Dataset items
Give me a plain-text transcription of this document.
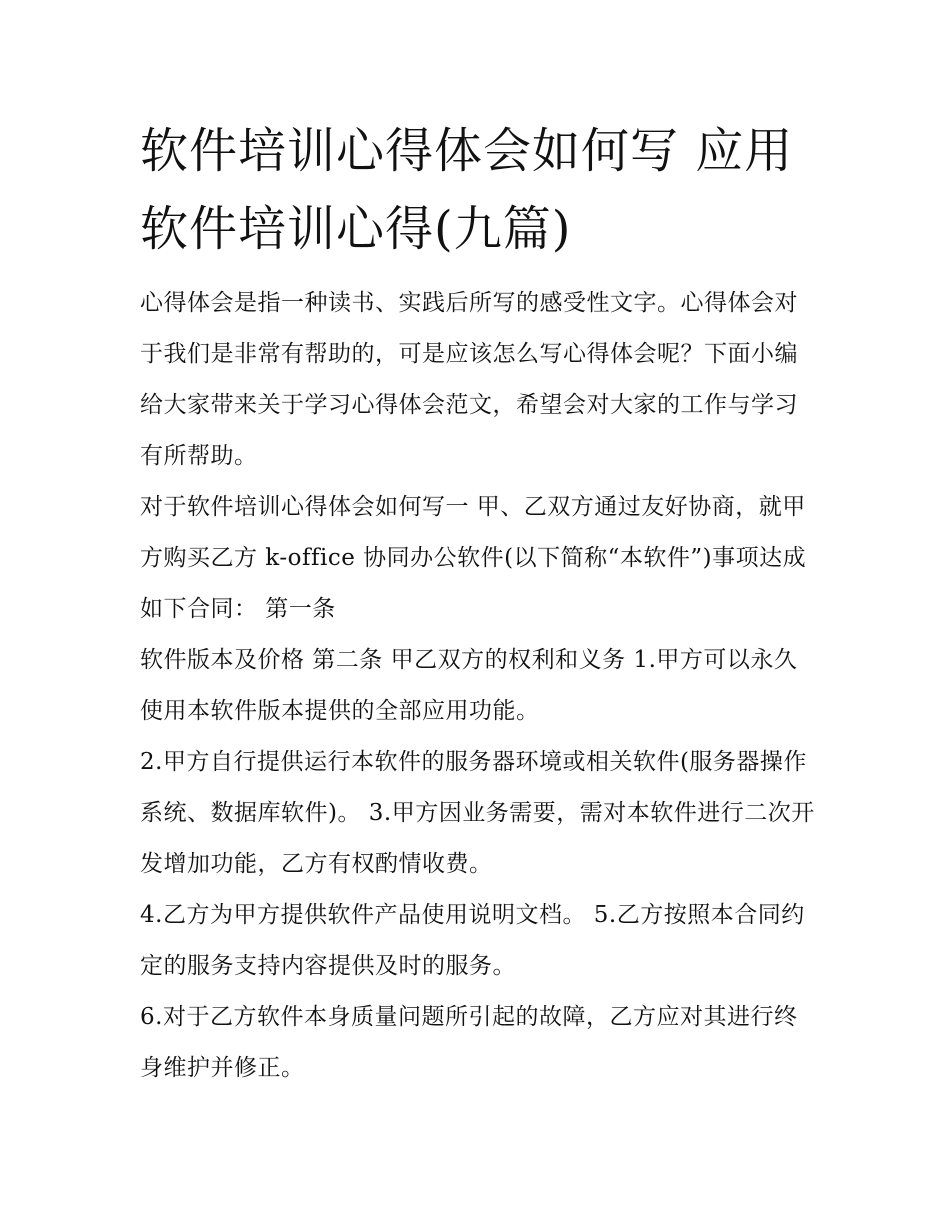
软件培训心得体会如何写 应用软件培训心得(九篇)

心得体会是指一种读书、实践后所写的感受性文字。心得体会对于我们是非常有帮助的，可是应该怎么写心得体会呢？下面小编给大家带来关于学习心得体会范文，希望会对大家的工作与学习有所帮助。

对于软件培训心得体会如何写一 甲、乙双方通过友好协商，就甲方购买乙方 k-office 协同办公软件(以下简称“本软件”)事项达成如下合同： 第一条

软件版本及价格 第二条 甲乙双方的权利和义务 1.甲方可以永久使用本软件版本提供的全部应用功能。

2.甲方自行提供运行本软件的服务器环境或相关软件(服务器操作系统、数据库软件)。 3.甲方因业务需要，需对本软件进行二次开发增加功能，乙方有权酌情收费。

4.乙方为甲方提供软件产品使用说明文档。 5.乙方按照本合同约定的服务支持内容提供及时的服务。

6.对于乙方软件本身质量问题所引起的故障，乙方应对其进行终身维护并修正。
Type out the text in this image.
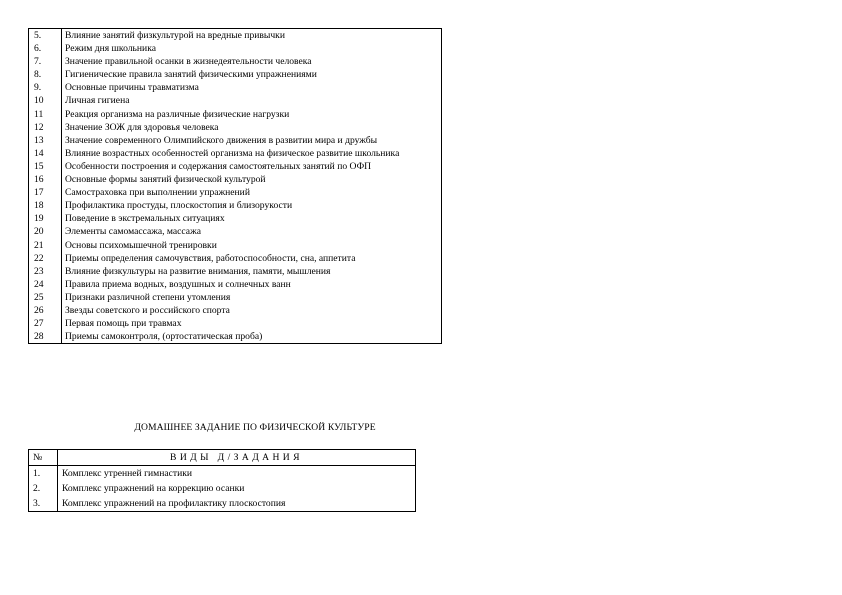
5.	Влияние занятий физкультурой на вредные привычки
6.	Режим дня школьника
7.	Значение правильной осанки в жизнедеятельности человека
8.	Гигиенические правила занятий физическими упражнениями
9.	Основные причины травматизма
10	Личная гигиена
11	Реакция организма на различные физические нагрузки
12	Значение ЗОЖ для здоровья человека
13	Значение современного Олимпийского движения в развитии мира и дружбы
14	Влияние возрастных особенностей организма на физическое развитие школьника
15	Особенности построения и содержания самостоятельных занятий по ОФП
16	Основные формы занятий физической культурой
17	Самостраховка при выполнении упражнений
18	Профилактика простуды, плоскостопия и близорукости
19	Поведение в экстремальных ситуациях
20	Элементы самомассажа, массажа
21	Основы психомышечной тренировки
22	Приемы определения самочувствия, работоспособности, сна, аппетита
23	Влияние физкультуры на развитие внимания, памяти, мышления
24	Правила приема водных, воздушных и солнечных ванн
25	Признаки различной степени утомления
26	Звезды советского и российского спорта
27	Первая помощь при травмах
28	Приемы самоконтроля, (ортостатическая проба)
ДОМАШНЕЕ ЗАДАНИЕ ПО ФИЗИЧЕСКОЙ КУЛЬТУРЕ
№	ВИДЫ Д/ЗАДАНИЯ
1.	Комплекс утренней гимнастики
2.	Комплекс упражнений на коррекцию осанки
3.	Комплекс упражнений на профилактику плоскостопия
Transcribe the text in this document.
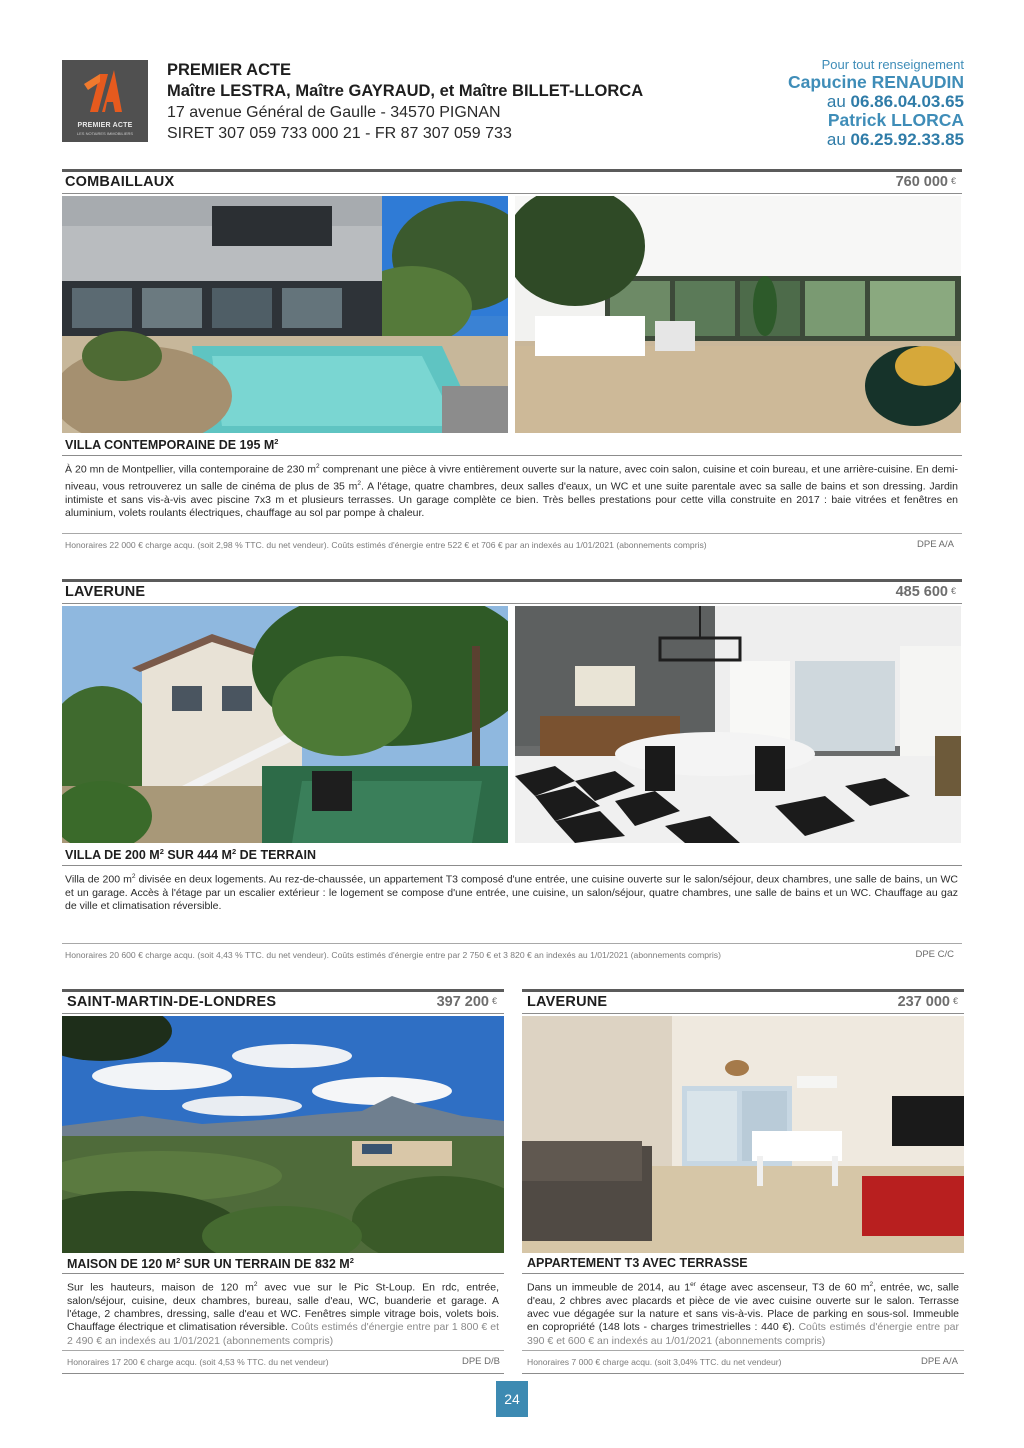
PREMIER ACTE
LES NOTAIRES IMMOBILIERS
PREMIER ACTE
Maître LESTRA, Maître GAYRAUD, et Maître BILLET-LLORCA
17 avenue Général de Gaulle - 34570 PIGNAN
SIRET 307 059 733 000 21 - FR 87 307 059 733
Pour tout renseignement
Capucine RENAUDIN
au 06.86.04.03.65
Patrick LLORCA
au 06.25.92.33.85
COMBAILLAUX	760 000 €
VILLA CONTEMPORAINE DE 195 $M^2$
À 20 mn de Montpellier, villa contemporaine de 230 $m^2$ comprenant une pièce à vivre entièrement ouverte sur la nature, avec coin salon, cuisine et coin bureau, et une arrière-cuisine. En demi-niveau, vous retrouverez un salle de cinéma de plus de 35 $m^2$. A l'étage, quatre chambres, deux salles d'eaux, un WC et une suite parentale avec sa salle de bains et son dressing. Jardin intimiste et sans vis-à-vis avec piscine 7x3 m et plusieurs terrasses. Un garage complète ce bien. Très belles prestations pour cette villa construite en 2017 : baie vitrées et fenêtres en aluminium, volets roulants électriques, chauffage au sol par pompe à chaleur.
Honoraires 22 000 € charge acqu. (soit 2,98 % TTC. du net vendeur). Coûts estimés d'énergie entre 522 € et 706 € par an indexés au 1/01/2021 (abonnements compris)	DPE A/A
LAVERUNE	485 600 €
VILLA DE 200 $M^2$ SUR 444 $M^2$ DE TERRAIN
Villa de 200 $m^2$ divisée en deux logements. Au rez-de-chaussée, un appartement T3 composé d'une entrée, une cuisine ouverte sur le salon/séjour, deux chambres, une salle de bains, un WC et un garage. Accès à l'étage par un escalier extérieur : le logement se compose d'une entrée, une cuisine, un salon/séjour, quatre chambres, une salle de bains et un WC. Chauffage au gaz de ville et climatisation réversible.
Honoraires 20 600 € charge acqu. (soit 4,43 % TTC. du net vendeur). Coûts estimés d'énergie entre par 2 750 € et 3 820 € an indexés au 1/01/2021 (abonnements compris)	DPE C/C
SAINT-MARTIN-DE-LONDRES	397 200 €
MAISON DE 120 $M^2$ SUR UN TERRAIN DE 832 $M^2$
Sur les hauteurs, maison de 120 $m^2$ avec vue sur le Pic St-Loup. En rdc, entrée, salon/séjour, cuisine, deux chambres, bureau, salle d'eau, WC, buanderie et garage. A l'étage, 2 chambres, dressing, salle d'eau et WC. Fenêtres simple vitrage bois, volets bois. Chauffage électrique et climatisation réversible. Coûts estimés d'énergie entre par 1 800 € et 2 490 € an indexés au 1/01/2021 (abonnements compris)
Honoraires 17 200 € charge acqu. (soit 4,53 % TTC. du net vendeur)	DPE D/B
LAVERUNE	237 000 €
APPARTEMENT T3 AVEC TERRASSE
Dans un immeuble de 2014, au 1er étage avec ascenseur, T3 de 60 $m^2$, entrée, wc, salle d'eau, 2 chbres avec placards et pièce de vie avec cuisine ouverte sur le salon. Terrasse avec vue dégagée sur la nature et sans vis-à-vis. Place de parking en sous-sol. Immeuble en copropriété (148 lots - charges trimestrielles : 440 €). Coûts estimés d'énergie entre par 390 € et 600 € an indexés au 1/01/2021 (abonnements compris)
Honoraires 7 000 € charge acqu. (soit 3,04% TTC. du net vendeur)	DPE A/A
24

> Objective
Identify each line in the records above that contains the word "упражнений", and copy it out in full.

> Answer to this exercise
17	Самостраховка при выполнении упражнений
2.	Комплекс упражнений на коррекцию осанки
3.	Комплекс упражнений на профилактику плоскостопия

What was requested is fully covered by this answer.